■ INPUT ■
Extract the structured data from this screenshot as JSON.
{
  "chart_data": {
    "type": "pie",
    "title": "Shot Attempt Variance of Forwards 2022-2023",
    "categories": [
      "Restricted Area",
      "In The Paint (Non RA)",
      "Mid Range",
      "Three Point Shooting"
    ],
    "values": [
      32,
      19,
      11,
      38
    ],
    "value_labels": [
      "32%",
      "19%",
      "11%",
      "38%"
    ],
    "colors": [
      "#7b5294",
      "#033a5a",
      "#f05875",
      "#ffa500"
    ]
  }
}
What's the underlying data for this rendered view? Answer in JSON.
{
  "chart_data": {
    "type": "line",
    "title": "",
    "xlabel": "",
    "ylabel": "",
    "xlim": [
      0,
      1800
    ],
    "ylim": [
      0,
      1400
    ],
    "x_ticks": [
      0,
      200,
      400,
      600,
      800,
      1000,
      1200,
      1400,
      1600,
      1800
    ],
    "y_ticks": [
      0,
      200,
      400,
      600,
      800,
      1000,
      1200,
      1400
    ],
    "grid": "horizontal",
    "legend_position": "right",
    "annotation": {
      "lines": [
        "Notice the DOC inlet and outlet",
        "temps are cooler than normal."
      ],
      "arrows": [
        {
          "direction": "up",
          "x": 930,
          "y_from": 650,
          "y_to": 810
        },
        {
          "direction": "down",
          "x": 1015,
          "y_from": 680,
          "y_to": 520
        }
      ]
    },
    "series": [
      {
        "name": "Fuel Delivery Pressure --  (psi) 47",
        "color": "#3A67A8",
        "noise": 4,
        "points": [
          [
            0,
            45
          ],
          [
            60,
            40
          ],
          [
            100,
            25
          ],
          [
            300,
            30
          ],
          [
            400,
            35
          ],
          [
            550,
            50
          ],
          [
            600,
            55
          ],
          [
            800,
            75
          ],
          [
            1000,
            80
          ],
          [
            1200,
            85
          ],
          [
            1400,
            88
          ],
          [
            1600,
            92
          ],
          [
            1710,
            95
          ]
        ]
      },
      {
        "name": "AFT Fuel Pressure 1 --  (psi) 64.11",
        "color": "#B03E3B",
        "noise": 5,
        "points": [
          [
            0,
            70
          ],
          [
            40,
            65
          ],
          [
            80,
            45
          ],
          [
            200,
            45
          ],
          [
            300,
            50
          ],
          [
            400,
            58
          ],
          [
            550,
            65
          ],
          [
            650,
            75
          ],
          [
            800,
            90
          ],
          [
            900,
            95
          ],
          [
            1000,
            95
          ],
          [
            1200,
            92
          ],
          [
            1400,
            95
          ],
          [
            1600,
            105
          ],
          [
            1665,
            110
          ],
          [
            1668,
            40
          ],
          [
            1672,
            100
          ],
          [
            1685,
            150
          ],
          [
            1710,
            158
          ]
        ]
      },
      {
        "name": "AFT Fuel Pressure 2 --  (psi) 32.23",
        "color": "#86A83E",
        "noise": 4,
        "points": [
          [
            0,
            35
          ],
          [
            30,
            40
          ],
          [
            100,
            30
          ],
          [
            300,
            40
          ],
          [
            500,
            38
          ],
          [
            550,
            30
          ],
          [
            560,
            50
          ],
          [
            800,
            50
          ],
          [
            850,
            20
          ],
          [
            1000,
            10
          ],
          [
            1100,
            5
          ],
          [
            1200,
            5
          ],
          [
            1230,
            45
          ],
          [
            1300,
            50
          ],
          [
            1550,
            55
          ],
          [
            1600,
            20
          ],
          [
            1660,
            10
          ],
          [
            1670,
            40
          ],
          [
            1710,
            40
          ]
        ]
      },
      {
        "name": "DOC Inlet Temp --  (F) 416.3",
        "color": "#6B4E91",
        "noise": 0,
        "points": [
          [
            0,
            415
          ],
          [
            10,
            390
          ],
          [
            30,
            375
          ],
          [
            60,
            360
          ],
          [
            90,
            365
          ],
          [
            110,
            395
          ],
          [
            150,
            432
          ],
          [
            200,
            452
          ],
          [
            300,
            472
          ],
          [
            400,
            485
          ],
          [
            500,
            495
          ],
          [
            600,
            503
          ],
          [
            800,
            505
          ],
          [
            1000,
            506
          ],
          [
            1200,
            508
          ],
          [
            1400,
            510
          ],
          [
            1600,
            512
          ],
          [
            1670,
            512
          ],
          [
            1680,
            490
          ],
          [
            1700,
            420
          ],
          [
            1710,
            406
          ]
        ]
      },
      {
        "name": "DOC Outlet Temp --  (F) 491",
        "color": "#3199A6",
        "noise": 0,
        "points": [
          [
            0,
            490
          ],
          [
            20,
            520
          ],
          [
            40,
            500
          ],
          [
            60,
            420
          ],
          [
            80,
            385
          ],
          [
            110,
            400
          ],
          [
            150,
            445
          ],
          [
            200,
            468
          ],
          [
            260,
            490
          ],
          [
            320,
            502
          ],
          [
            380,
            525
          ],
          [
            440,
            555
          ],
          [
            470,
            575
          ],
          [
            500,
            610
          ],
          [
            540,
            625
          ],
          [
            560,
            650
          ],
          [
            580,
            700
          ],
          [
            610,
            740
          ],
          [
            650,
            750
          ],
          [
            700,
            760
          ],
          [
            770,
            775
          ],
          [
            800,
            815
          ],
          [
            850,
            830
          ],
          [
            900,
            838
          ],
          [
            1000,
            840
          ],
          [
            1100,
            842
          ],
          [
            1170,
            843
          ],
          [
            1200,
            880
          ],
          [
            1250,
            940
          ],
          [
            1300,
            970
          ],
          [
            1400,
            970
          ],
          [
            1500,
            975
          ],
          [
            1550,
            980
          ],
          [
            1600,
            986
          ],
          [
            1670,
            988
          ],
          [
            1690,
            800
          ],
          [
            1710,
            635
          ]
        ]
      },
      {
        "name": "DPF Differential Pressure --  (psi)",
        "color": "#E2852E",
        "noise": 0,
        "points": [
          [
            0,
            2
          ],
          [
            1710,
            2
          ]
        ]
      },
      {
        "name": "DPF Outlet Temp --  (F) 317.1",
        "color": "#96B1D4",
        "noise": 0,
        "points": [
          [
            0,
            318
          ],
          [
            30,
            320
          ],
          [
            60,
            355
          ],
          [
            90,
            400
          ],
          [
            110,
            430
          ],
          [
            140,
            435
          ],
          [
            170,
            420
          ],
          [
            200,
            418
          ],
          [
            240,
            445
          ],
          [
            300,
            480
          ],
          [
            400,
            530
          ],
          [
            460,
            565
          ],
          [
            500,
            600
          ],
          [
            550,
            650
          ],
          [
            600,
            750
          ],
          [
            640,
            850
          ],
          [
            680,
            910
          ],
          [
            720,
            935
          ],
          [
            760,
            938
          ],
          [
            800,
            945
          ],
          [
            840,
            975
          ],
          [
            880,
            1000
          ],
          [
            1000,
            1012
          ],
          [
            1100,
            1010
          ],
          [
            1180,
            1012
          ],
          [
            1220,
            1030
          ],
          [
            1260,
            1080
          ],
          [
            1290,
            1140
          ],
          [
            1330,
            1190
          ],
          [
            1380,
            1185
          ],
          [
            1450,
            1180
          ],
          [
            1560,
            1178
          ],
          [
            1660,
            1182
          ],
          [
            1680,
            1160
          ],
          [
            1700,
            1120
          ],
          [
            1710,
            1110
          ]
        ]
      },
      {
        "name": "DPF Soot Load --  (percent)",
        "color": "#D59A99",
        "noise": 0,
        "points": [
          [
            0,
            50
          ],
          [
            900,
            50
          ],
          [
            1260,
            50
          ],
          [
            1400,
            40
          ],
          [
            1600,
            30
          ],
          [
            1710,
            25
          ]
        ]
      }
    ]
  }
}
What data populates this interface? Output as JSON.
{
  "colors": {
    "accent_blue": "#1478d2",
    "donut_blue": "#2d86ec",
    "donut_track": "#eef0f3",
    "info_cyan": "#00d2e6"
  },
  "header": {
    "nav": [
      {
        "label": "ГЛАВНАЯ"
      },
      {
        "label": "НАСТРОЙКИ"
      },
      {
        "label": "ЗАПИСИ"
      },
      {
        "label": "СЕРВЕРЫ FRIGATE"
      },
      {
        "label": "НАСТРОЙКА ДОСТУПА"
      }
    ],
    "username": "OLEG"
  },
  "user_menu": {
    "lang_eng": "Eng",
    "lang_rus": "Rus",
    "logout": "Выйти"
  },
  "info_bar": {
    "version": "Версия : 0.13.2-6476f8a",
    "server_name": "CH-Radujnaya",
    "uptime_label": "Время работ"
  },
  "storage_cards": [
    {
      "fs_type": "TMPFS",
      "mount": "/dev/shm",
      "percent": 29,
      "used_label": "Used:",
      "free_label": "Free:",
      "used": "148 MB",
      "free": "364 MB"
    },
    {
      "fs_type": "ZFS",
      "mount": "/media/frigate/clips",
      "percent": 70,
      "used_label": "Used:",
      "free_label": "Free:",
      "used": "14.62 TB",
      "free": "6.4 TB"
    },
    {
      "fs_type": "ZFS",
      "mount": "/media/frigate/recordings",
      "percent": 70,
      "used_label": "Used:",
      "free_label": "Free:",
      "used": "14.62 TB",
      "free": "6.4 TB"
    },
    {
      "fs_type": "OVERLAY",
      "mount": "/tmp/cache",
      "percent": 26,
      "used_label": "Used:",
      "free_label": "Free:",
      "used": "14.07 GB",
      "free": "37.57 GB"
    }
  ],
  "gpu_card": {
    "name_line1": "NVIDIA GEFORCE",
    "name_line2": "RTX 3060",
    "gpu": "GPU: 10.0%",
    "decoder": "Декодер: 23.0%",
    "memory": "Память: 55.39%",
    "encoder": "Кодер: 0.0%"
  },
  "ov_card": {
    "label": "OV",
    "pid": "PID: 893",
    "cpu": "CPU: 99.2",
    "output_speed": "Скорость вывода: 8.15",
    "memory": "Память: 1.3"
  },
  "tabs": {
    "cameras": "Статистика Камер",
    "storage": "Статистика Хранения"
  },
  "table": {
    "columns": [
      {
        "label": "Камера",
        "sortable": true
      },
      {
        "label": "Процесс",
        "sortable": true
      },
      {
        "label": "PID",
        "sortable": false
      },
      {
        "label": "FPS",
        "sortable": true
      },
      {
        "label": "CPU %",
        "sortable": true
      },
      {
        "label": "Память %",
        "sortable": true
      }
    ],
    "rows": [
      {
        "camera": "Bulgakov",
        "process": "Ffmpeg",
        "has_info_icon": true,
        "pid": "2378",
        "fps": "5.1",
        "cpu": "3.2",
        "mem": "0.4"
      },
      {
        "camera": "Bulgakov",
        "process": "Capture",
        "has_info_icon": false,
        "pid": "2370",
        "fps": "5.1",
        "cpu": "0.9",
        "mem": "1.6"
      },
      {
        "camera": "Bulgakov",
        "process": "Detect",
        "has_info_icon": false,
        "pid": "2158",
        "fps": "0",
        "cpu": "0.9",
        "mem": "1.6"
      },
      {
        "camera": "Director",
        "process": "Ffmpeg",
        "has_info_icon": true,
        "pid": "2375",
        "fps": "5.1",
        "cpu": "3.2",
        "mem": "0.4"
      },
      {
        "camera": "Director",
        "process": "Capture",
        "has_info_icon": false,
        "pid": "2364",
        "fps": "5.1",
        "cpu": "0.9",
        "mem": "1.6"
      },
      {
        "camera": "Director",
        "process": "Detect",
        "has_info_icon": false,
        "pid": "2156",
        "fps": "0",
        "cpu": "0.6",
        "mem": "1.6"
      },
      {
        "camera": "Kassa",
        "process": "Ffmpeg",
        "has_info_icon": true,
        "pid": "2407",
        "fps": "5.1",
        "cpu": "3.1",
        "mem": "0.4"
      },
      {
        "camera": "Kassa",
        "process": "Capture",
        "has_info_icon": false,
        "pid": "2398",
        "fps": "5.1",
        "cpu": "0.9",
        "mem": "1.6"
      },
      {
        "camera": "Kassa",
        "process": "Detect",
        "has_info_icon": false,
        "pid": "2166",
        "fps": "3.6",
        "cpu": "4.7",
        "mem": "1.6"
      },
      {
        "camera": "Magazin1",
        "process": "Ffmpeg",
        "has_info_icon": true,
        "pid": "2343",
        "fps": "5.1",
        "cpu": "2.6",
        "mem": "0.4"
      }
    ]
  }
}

■ EXERCISE DIRECTIONS ■
Give every line of the material that includes the string "media".

■ SOLVED EXERCISE ■
      "mount": "/media/frigate/clips",
      "mount": "/media/frigate/recordings",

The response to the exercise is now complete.